#### [Records to process]
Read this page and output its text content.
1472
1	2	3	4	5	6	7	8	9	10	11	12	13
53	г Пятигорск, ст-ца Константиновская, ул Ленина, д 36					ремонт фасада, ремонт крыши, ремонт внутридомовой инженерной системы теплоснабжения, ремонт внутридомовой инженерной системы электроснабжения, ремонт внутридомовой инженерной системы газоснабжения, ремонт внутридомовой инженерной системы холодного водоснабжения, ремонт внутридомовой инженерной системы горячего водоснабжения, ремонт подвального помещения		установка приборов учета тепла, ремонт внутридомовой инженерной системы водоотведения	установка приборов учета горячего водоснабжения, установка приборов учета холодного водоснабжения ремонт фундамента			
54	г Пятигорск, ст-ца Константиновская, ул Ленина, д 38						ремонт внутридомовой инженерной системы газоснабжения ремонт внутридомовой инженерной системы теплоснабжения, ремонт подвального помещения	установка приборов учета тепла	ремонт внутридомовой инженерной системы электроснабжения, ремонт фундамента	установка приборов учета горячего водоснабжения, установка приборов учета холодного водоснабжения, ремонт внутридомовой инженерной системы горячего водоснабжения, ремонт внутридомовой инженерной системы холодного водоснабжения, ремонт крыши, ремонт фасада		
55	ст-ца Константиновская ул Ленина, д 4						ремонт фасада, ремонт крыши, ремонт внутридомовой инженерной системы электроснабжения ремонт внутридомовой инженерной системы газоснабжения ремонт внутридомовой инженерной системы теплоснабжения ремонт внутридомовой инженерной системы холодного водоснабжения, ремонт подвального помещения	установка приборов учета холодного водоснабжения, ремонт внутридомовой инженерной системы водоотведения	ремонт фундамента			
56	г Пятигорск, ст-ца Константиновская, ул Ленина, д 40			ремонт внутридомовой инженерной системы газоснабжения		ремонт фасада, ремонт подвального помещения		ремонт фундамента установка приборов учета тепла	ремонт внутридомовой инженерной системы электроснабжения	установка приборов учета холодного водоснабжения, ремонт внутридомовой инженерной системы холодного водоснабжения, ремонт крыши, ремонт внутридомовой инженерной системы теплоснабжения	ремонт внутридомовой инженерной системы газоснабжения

#### [Given request]
Type out all of the material again, word for word.

#### [Result for this exercise]
Read this page and output its text content.
1472
1	2	3	4	5	6	7	8	9	10	11	12	13
53	г Пятигорск, ст-ца Константиновская, ул Ленина, д 36					ремонт фасада, ремонт крыши, ремонт внутридомовой инженерной системы теплоснабжения, ремонт внутридомовой инженерной системы электроснабжения, ремонт внутридомовой инженерной системы газоснабжения, ремонт внутридомовой инженерной системы холодного водоснабжения, ремонт внутридомовой инженерной системы горячего водоснабжения, ремонт подвального помещения		установка приборов учета тепла, ремонт внутридомовой инженерной системы водоотведения	установка приборов учета горячего водоснабжения, установка приборов учета холодного водоснабжения ремонт фундамента			
54	г Пятигорск, ст-ца Константиновская, ул Ленина, д 38						ремонт внутридомовой инженерной системы газоснабжения ремонт внутридомовой инженерной системы теплоснабжения, ремонт подвального помещения	установка приборов учета тепла	ремонт внутридомовой инженерной системы электроснабжения, ремонт фундамента	установка приборов учета горячего водоснабжения, установка приборов учета холодного водоснабжения, ремонт внутридомовой инженерной системы горячего водоснабжения, ремонт внутридомовой инженерной системы холодного водоснабжения, ремонт крыши, ремонт фасада		
55	ст-ца Константиновская ул Ленина, д 4						ремонт фасада, ремонт крыши, ремонт внутридомовой инженерной системы электроснабжения ремонт внутридомовой инженерной системы газоснабжения ремонт внутридомовой инженерной системы теплоснабжения ремонт внутридомовой инженерной системы холодного водоснабжения, ремонт подвального помещения	установка приборов учета холодного водоснабжения, ремонт внутридомовой инженерной системы водоотведения	ремонт фундамента			
56	г Пятигорск, ст-ца Константиновская, ул Ленина, д 40			ремонт внутридомовой инженерной системы газоснабжения		ремонт фасада, ремонт подвального помещения		ремонт фундамента установка приборов учета тепла	ремонт внутридомовой инженерной системы электроснабжения	установка приборов учета холодного водоснабжения, ремонт внутридомовой инженерной системы холодного водоснабжения, ремонт крыши, ремонт внутридомовой инженерной системы теплоснабжения	ремонт внутридомовой инженерной системы газоснабжения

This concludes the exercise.